**TASK INSTRUCTIONS**. Please print every record below exactly as it appears.

++++++++

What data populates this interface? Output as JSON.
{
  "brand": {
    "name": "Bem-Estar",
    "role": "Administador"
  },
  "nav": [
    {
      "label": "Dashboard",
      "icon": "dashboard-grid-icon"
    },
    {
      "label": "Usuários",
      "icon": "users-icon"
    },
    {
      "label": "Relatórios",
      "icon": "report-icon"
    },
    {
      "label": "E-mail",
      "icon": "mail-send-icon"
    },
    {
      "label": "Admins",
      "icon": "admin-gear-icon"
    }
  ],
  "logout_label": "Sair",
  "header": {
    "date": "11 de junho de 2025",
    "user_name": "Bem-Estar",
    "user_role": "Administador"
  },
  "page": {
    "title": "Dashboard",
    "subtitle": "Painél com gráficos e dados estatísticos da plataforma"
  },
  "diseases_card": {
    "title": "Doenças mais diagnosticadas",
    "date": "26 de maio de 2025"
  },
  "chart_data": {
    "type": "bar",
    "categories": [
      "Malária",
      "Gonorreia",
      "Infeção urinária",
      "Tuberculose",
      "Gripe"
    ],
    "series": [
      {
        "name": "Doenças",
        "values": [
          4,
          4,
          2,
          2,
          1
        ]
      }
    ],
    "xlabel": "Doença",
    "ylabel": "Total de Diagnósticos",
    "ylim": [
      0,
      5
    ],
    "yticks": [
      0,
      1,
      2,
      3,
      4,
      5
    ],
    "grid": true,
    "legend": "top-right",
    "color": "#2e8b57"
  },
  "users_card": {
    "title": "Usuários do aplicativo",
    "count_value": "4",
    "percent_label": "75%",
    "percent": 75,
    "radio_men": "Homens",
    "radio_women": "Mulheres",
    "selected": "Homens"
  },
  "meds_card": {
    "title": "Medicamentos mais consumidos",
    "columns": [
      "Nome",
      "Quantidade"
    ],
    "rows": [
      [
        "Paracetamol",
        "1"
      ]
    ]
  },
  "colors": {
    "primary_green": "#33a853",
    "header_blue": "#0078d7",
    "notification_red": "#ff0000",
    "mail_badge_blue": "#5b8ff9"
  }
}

++++++++

**TASK ANSWER**.
What data populates this interface? Output as JSON.
{
  "brand": {
    "name": "Bem-Estar",
    "role": "Administador"
  },
  "nav": [
    {
      "label": "Dashboard",
      "icon": "dashboard-grid-icon"
    },
    {
      "label": "Usuários",
      "icon": "users-icon"
    },
    {
      "label": "Relatórios",
      "icon": "report-icon"
    },
    {
      "label": "E-mail",
      "icon": "mail-send-icon"
    },
    {
      "label": "Admins",
      "icon": "admin-gear-icon"
    }
  ],
  "logout_label": "Sair",
  "header": {
    "date": "11 de junho de 2025",
    "user_name": "Bem-Estar",
    "user_role": "Administador"
  },
  "page": {
    "title": "Dashboard",
    "subtitle": "Painél com gráficos e dados estatísticos da plataforma"
  },
  "diseases_card": {
    "title": "Doenças mais diagnosticadas",
    "date": "26 de maio de 2025"
  },
  "chart_data": {
    "type": "bar",
    "categories": [
      "Malária",
      "Gonorreia",
      "Infeção urinária",
      "Tuberculose",
      "Gripe"
    ],
    "series": [
      {
        "name": "Doenças",
        "values": [
          4,
          4,
          2,
          2,
          1
        ]
      }
    ],
    "xlabel": "Doença",
    "ylabel": "Total de Diagnósticos",
    "ylim": [
      0,
      5
    ],
    "yticks": [
      0,
      1,
      2,
      3,
      4,
      5
    ],
    "grid": true,
    "legend": "top-right",
    "color": "#2e8b57"
  },
  "users_card": {
    "title": "Usuários do aplicativo",
    "count_value": "4",
    "percent_label": "75%",
    "percent": 75,
    "radio_men": "Homens",
    "radio_women": "Mulheres",
    "selected": "Homens"
  },
  "meds_card": {
    "title": "Medicamentos mais consumidos",
    "columns": [
      "Nome",
      "Quantidade"
    ],
    "rows": [
      [
        "Paracetamol",
        "1"
      ]
    ]
  },
  "colors": {
    "primary_green": "#33a853",
    "header_blue": "#0078d7",
    "notification_red": "#ff0000",
    "mail_badge_blue": "#5b8ff9"
  }
}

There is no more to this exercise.